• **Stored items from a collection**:
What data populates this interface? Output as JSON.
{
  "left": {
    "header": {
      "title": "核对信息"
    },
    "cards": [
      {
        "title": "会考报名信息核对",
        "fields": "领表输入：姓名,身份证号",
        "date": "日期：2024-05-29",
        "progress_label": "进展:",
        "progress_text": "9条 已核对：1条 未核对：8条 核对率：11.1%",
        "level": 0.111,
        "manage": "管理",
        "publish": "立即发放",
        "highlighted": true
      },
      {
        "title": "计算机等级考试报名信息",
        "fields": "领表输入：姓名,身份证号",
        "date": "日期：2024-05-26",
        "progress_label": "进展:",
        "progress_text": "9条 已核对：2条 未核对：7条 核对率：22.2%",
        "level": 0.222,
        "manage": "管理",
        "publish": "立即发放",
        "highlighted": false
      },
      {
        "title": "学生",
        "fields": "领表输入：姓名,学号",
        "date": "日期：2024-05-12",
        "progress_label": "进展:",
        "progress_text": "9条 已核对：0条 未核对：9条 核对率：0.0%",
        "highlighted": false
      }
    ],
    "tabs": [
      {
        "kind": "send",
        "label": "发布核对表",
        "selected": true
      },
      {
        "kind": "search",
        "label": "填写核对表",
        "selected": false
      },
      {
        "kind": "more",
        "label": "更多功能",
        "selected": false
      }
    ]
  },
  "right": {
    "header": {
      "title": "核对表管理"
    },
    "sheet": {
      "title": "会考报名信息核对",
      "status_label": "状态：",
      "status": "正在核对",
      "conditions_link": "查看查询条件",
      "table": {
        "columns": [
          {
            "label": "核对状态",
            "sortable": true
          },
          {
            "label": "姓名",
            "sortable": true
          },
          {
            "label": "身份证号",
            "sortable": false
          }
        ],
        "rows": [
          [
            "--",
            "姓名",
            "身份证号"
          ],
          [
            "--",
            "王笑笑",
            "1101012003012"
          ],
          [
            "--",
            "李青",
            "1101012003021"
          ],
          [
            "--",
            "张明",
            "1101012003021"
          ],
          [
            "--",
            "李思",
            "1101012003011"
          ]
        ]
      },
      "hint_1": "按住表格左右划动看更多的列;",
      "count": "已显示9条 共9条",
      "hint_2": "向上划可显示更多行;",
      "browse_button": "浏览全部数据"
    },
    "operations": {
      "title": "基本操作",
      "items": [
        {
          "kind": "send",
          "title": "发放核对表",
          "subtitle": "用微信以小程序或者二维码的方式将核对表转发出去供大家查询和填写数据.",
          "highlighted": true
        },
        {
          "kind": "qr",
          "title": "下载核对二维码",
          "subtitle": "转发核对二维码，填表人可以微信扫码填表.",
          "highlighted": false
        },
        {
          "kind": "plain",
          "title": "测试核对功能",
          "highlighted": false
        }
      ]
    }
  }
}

• **TASK DETAILS**: Restate all of the entries exactly, please.

• **CORRECT OUTPUT**:
What data populates this interface? Output as JSON.
{
  "left": {
    "header": {
      "title": "核对信息"
    },
    "cards": [
      {
        "title": "会考报名信息核对",
        "fields": "领表输入：姓名,身份证号",
        "date": "日期：2024-05-29",
        "progress_label": "进展:",
        "progress_text": "9条 已核对：1条 未核对：8条 核对率：11.1%",
        "level": 0.111,
        "manage": "管理",
        "publish": "立即发放",
        "highlighted": true
      },
      {
        "title": "计算机等级考试报名信息",
        "fields": "领表输入：姓名,身份证号",
        "date": "日期：2024-05-26",
        "progress_label": "进展:",
        "progress_text": "9条 已核对：2条 未核对：7条 核对率：22.2%",
        "level": 0.222,
        "manage": "管理",
        "publish": "立即发放",
        "highlighted": false
      },
      {
        "title": "学生",
        "fields": "领表输入：姓名,学号",
        "date": "日期：2024-05-12",
        "progress_label": "进展:",
        "progress_text": "9条 已核对：0条 未核对：9条 核对率：0.0%",
        "highlighted": false
      }
    ],
    "tabs": [
      {
        "kind": "send",
        "label": "发布核对表",
        "selected": true
      },
      {
        "kind": "search",
        "label": "填写核对表",
        "selected": false
      },
      {
        "kind": "more",
        "label": "更多功能",
        "selected": false
      }
    ]
  },
  "right": {
    "header": {
      "title": "核对表管理"
    },
    "sheet": {
      "title": "会考报名信息核对",
      "status_label": "状态：",
      "status": "正在核对",
      "conditions_link": "查看查询条件",
      "table": {
        "columns": [
          {
            "label": "核对状态",
            "sortable": true
          },
          {
            "label": "姓名",
            "sortable": true
          },
          {
            "label": "身份证号",
            "sortable": false
          }
        ],
        "rows": [
          [
            "--",
            "姓名",
            "身份证号"
          ],
          [
            "--",
            "王笑笑",
            "1101012003012"
          ],
          [
            "--",
            "李青",
            "1101012003021"
          ],
          [
            "--",
            "张明",
            "1101012003021"
          ],
          [
            "--",
            "李思",
            "1101012003011"
          ]
        ]
      },
      "hint_1": "按住表格左右划动看更多的列;",
      "count": "已显示9条 共9条",
      "hint_2": "向上划可显示更多行;",
      "browse_button": "浏览全部数据"
    },
    "operations": {
      "title": "基本操作",
      "items": [
        {
          "kind": "send",
          "title": "发放核对表",
          "subtitle": "用微信以小程序或者二维码的方式将核对表转发出去供大家查询和填写数据.",
          "highlighted": true
        },
        {
          "kind": "qr",
          "title": "下载核对二维码",
          "subtitle": "转发核对二维码，填表人可以微信扫码填表.",
          "highlighted": false
        },
        {
          "kind": "plain",
          "title": "测试核对功能",
          "highlighted": false
        }
      ]
    }
  }
}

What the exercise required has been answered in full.